Aim of the exercise: Quote the listing in full, exactly as given, minus any pictures.

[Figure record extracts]
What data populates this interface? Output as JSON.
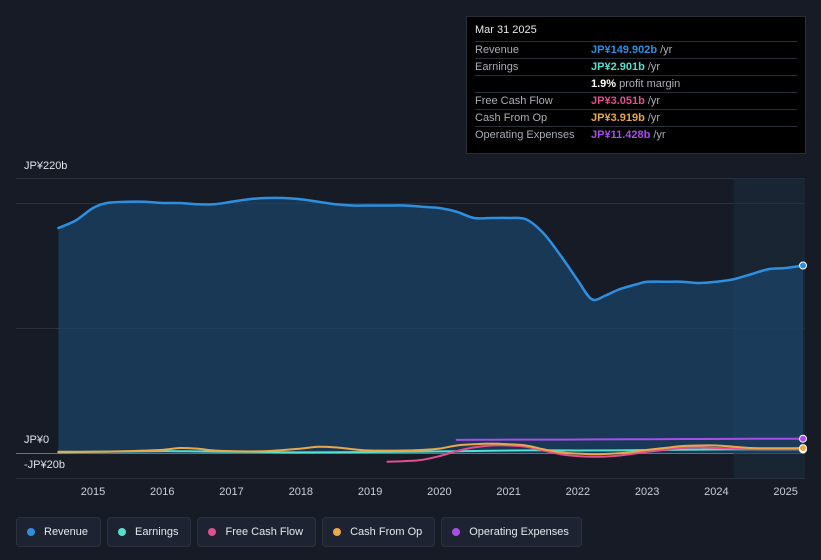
{
  "tooltip": {
    "date": "Mar 31 2025",
    "rows": [
      {
        "label": "Revenue",
        "value": "JP¥149.902b",
        "unit": "/yr",
        "color": "#2e8fe0"
      },
      {
        "label": "Earnings",
        "value": "JP¥2.901b",
        "unit": "/yr",
        "color": "#54e0cf"
      },
      {
        "label": "",
        "value": "1.9%",
        "unit": "profit margin",
        "color": "#ffffff"
      },
      {
        "label": "Free Cash Flow",
        "value": "JP¥3.051b",
        "unit": "/yr",
        "color": "#e0508e"
      },
      {
        "label": "Cash From Op",
        "value": "JP¥3.919b",
        "unit": "/yr",
        "color": "#e8a84b"
      },
      {
        "label": "Operating Expenses",
        "value": "JP¥11.428b",
        "unit": "/yr",
        "color": "#a64ee8"
      }
    ]
  },
  "legend": [
    {
      "label": "Revenue",
      "color": "#2e8fe0"
    },
    {
      "label": "Earnings",
      "color": "#54e0cf"
    },
    {
      "label": "Free Cash Flow",
      "color": "#e0508e"
    },
    {
      "label": "Cash From Op",
      "color": "#e8a84b"
    },
    {
      "label": "Operating Expenses",
      "color": "#a64ee8"
    }
  ],
  "chart_data": {
    "type": "line",
    "ylabels": {
      "top": "JP¥220b",
      "zero": "JP¥0",
      "bottom": "-JP¥20b"
    },
    "ylim": [
      -20,
      220
    ],
    "xlim": [
      2014.35,
      2025.25
    ],
    "xticks": [
      "2015",
      "2016",
      "2017",
      "2018",
      "2019",
      "2020",
      "2021",
      "2022",
      "2023",
      "2024",
      "2025"
    ],
    "highlight_from": 2024.25,
    "grid": true,
    "series": [
      {
        "name": "Revenue",
        "color": "#2e8fe0",
        "fill": true,
        "x": [
          2014.5,
          2014.75,
          2015.0,
          2015.2,
          2015.5,
          2015.75,
          2016.0,
          2016.25,
          2016.5,
          2016.75,
          2017.0,
          2017.25,
          2017.5,
          2017.75,
          2018.0,
          2018.25,
          2018.5,
          2018.75,
          2019.0,
          2019.25,
          2019.5,
          2019.75,
          2020.0,
          2020.25,
          2020.5,
          2020.75,
          2021.0,
          2021.25,
          2021.5,
          2021.75,
          2022.0,
          2022.2,
          2022.4,
          2022.6,
          2022.85,
          2023.0,
          2023.25,
          2023.5,
          2023.75,
          2024.0,
          2024.25,
          2024.5,
          2024.75,
          2025.0,
          2025.25
        ],
        "values": [
          180,
          186,
          196,
          200,
          201,
          201,
          200,
          200,
          199,
          199,
          201,
          203,
          204,
          204,
          203,
          201,
          199,
          198,
          198,
          198,
          198,
          197,
          196,
          193,
          188,
          188,
          188,
          187,
          176,
          158,
          138,
          123,
          126,
          131,
          135,
          137,
          137,
          137,
          136,
          137,
          139,
          143,
          147,
          148,
          150
        ]
      },
      {
        "name": "Earnings",
        "color": "#54e0cf",
        "fill": false,
        "x": [
          2014.5,
          2015.0,
          2015.5,
          2016.0,
          2016.5,
          2017.0,
          2017.5,
          2018.0,
          2018.5,
          2019.0,
          2019.5,
          2020.0,
          2020.5,
          2021.0,
          2021.5,
          2022.0,
          2022.5,
          2023.0,
          2023.5,
          2024.0,
          2024.5,
          2025.0,
          2025.25
        ],
        "values": [
          0.5,
          1.0,
          1.2,
          1.5,
          1.3,
          1.0,
          0.8,
          0.5,
          0.6,
          0.8,
          1.0,
          1.3,
          1.6,
          2.0,
          2.2,
          2.0,
          2.1,
          2.4,
          2.6,
          2.8,
          2.9,
          2.9,
          2.9
        ]
      },
      {
        "name": "Free Cash Flow",
        "color": "#e0508e",
        "fill": false,
        "x": [
          2019.25,
          2019.5,
          2019.75,
          2020.0,
          2020.25,
          2020.5,
          2020.75,
          2021.0,
          2021.25,
          2021.5,
          2021.75,
          2022.0,
          2022.25,
          2022.5,
          2022.75,
          2023.0,
          2023.25,
          2023.5,
          2023.75,
          2024.0,
          2024.25,
          2024.5,
          2024.75,
          2025.0,
          2025.25
        ],
        "values": [
          -7,
          -6.5,
          -5.5,
          -2.5,
          1.5,
          4.5,
          6,
          6,
          5,
          2,
          -1,
          -2.5,
          -3,
          -2.5,
          -1,
          1,
          2.5,
          4,
          4.5,
          4,
          3.5,
          3,
          3,
          3,
          3.05
        ]
      },
      {
        "name": "Cash From Op",
        "color": "#e8a84b",
        "fill": false,
        "x": [
          2014.5,
          2015.0,
          2015.5,
          2016.0,
          2016.25,
          2016.5,
          2016.75,
          2017.0,
          2017.5,
          2018.0,
          2018.25,
          2018.5,
          2018.75,
          2019.0,
          2019.5,
          2019.75,
          2020.0,
          2020.25,
          2020.5,
          2020.75,
          2021.0,
          2021.25,
          2021.5,
          2021.75,
          2022.0,
          2022.25,
          2022.5,
          2022.75,
          2023.0,
          2023.25,
          2023.5,
          2023.75,
          2024.0,
          2024.25,
          2024.5,
          2024.75,
          2025.0,
          2025.25
        ],
        "values": [
          1,
          1,
          1.5,
          2.5,
          4,
          3.5,
          2,
          1.5,
          1.5,
          3.5,
          5,
          4.5,
          3,
          2,
          2,
          2.5,
          3.5,
          6,
          7,
          7.5,
          7,
          6,
          3,
          0.5,
          -0.5,
          -1,
          -0.5,
          0.5,
          2.5,
          4,
          5.5,
          6,
          6,
          5,
          4,
          3.8,
          3.8,
          3.9
        ]
      },
      {
        "name": "Operating Expenses",
        "color": "#a64ee8",
        "fill": false,
        "x": [
          2020.25,
          2020.75,
          2021.25,
          2021.75,
          2022.25,
          2022.75,
          2023.25,
          2023.75,
          2024.25,
          2024.75,
          2025.25
        ],
        "values": [
          10.5,
          10.6,
          10.7,
          10.7,
          10.9,
          11.0,
          11.1,
          11.2,
          11.3,
          11.4,
          11.43
        ]
      }
    ]
  }
}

Output of the task:
What data populates this interface? Output as JSON.
{
  "tooltip": {
    "date": "Mar 31 2025",
    "rows": [
      {
        "label": "Revenue",
        "value": "JP¥149.902b",
        "unit": "/yr",
        "color": "#2e8fe0"
      },
      {
        "label": "Earnings",
        "value": "JP¥2.901b",
        "unit": "/yr",
        "color": "#54e0cf"
      },
      {
        "label": "",
        "value": "1.9%",
        "unit": "profit margin",
        "color": "#ffffff"
      },
      {
        "label": "Free Cash Flow",
        "value": "JP¥3.051b",
        "unit": "/yr",
        "color": "#e0508e"
      },
      {
        "label": "Cash From Op",
        "value": "JP¥3.919b",
        "unit": "/yr",
        "color": "#e8a84b"
      },
      {
        "label": "Operating Expenses",
        "value": "JP¥11.428b",
        "unit": "/yr",
        "color": "#a64ee8"
      }
    ]
  },
  "legend": [
    {
      "label": "Revenue",
      "color": "#2e8fe0"
    },
    {
      "label": "Earnings",
      "color": "#54e0cf"
    },
    {
      "label": "Free Cash Flow",
      "color": "#e0508e"
    },
    {
      "label": "Cash From Op",
      "color": "#e8a84b"
    },
    {
      "label": "Operating Expenses",
      "color": "#a64ee8"
    }
  ],
  "chart_data": {
    "type": "line",
    "ylabels": {
      "top": "JP¥220b",
      "zero": "JP¥0",
      "bottom": "-JP¥20b"
    },
    "ylim": [
      -20,
      220
    ],
    "xlim": [
      2014.35,
      2025.25
    ],
    "xticks": [
      "2015",
      "2016",
      "2017",
      "2018",
      "2019",
      "2020",
      "2021",
      "2022",
      "2023",
      "2024",
      "2025"
    ],
    "highlight_from": 2024.25,
    "grid": true,
    "series": [
      {
        "name": "Revenue",
        "color": "#2e8fe0",
        "fill": true,
        "x": [
          2014.5,
          2014.75,
          2015.0,
          2015.2,
          2015.5,
          2015.75,
          2016.0,
          2016.25,
          2016.5,
          2016.75,
          2017.0,
          2017.25,
          2017.5,
          2017.75,
          2018.0,
          2018.25,
          2018.5,
          2018.75,
          2019.0,
          2019.25,
          2019.5,
          2019.75,
          2020.0,
          2020.25,
          2020.5,
          2020.75,
          2021.0,
          2021.25,
          2021.5,
          2021.75,
          2022.0,
          2022.2,
          2022.4,
          2022.6,
          2022.85,
          2023.0,
          2023.25,
          2023.5,
          2023.75,
          2024.0,
          2024.25,
          2024.5,
          2024.75,
          2025.0,
          2025.25
        ],
        "values": [
          180,
          186,
          196,
          200,
          201,
          201,
          200,
          200,
          199,
          199,
          201,
          203,
          204,
          204,
          203,
          201,
          199,
          198,
          198,
          198,
          198,
          197,
          196,
          193,
          188,
          188,
          188,
          187,
          176,
          158,
          138,
          123,
          126,
          131,
          135,
          137,
          137,
          137,
          136,
          137,
          139,
          143,
          147,
          148,
          150
        ]
      },
      {
        "name": "Earnings",
        "color": "#54e0cf",
        "fill": false,
        "x": [
          2014.5,
          2015.0,
          2015.5,
          2016.0,
          2016.5,
          2017.0,
          2017.5,
          2018.0,
          2018.5,
          2019.0,
          2019.5,
          2020.0,
          2020.5,
          2021.0,
          2021.5,
          2022.0,
          2022.5,
          2023.0,
          2023.5,
          2024.0,
          2024.5,
          2025.0,
          2025.25
        ],
        "values": [
          0.5,
          1.0,
          1.2,
          1.5,
          1.3,
          1.0,
          0.8,
          0.5,
          0.6,
          0.8,
          1.0,
          1.3,
          1.6,
          2.0,
          2.2,
          2.0,
          2.1,
          2.4,
          2.6,
          2.8,
          2.9,
          2.9,
          2.9
        ]
      },
      {
        "name": "Free Cash Flow",
        "color": "#e0508e",
        "fill": false,
        "x": [
          2019.25,
          2019.5,
          2019.75,
          2020.0,
          2020.25,
          2020.5,
          2020.75,
          2021.0,
          2021.25,
          2021.5,
          2021.75,
          2022.0,
          2022.25,
          2022.5,
          2022.75,
          2023.0,
          2023.25,
          2023.5,
          2023.75,
          2024.0,
          2024.25,
          2024.5,
          2024.75,
          2025.0,
          2025.25
        ],
        "values": [
          -7,
          -6.5,
          -5.5,
          -2.5,
          1.5,
          4.5,
          6,
          6,
          5,
          2,
          -1,
          -2.5,
          -3,
          -2.5,
          -1,
          1,
          2.5,
          4,
          4.5,
          4,
          3.5,
          3,
          3,
          3,
          3.05
        ]
      },
      {
        "name": "Cash From Op",
        "color": "#e8a84b",
        "fill": false,
        "x": [
          2014.5,
          2015.0,
          2015.5,
          2016.0,
          2016.25,
          2016.5,
          2016.75,
          2017.0,
          2017.5,
          2018.0,
          2018.25,
          2018.5,
          2018.75,
          2019.0,
          2019.5,
          2019.75,
          2020.0,
          2020.25,
          2020.5,
          2020.75,
          2021.0,
          2021.25,
          2021.5,
          2021.75,
          2022.0,
          2022.25,
          2022.5,
          2022.75,
          2023.0,
          2023.25,
          2023.5,
          2023.75,
          2024.0,
          2024.25,
          2024.5,
          2024.75,
          2025.0,
          2025.25
        ],
        "values": [
          1,
          1,
          1.5,
          2.5,
          4,
          3.5,
          2,
          1.5,
          1.5,
          3.5,
          5,
          4.5,
          3,
          2,
          2,
          2.5,
          3.5,
          6,
          7,
          7.5,
          7,
          6,
          3,
          0.5,
          -0.5,
          -1,
          -0.5,
          0.5,
          2.5,
          4,
          5.5,
          6,
          6,
          5,
          4,
          3.8,
          3.8,
          3.9
        ]
      },
      {
        "name": "Operating Expenses",
        "color": "#a64ee8",
        "fill": false,
        "x": [
          2020.25,
          2020.75,
          2021.25,
          2021.75,
          2022.25,
          2022.75,
          2023.25,
          2023.75,
          2024.25,
          2024.75,
          2025.25
        ],
        "values": [
          10.5,
          10.6,
          10.7,
          10.7,
          10.9,
          11.0,
          11.1,
          11.2,
          11.3,
          11.4,
          11.43
        ]
      }
    ]
  }
}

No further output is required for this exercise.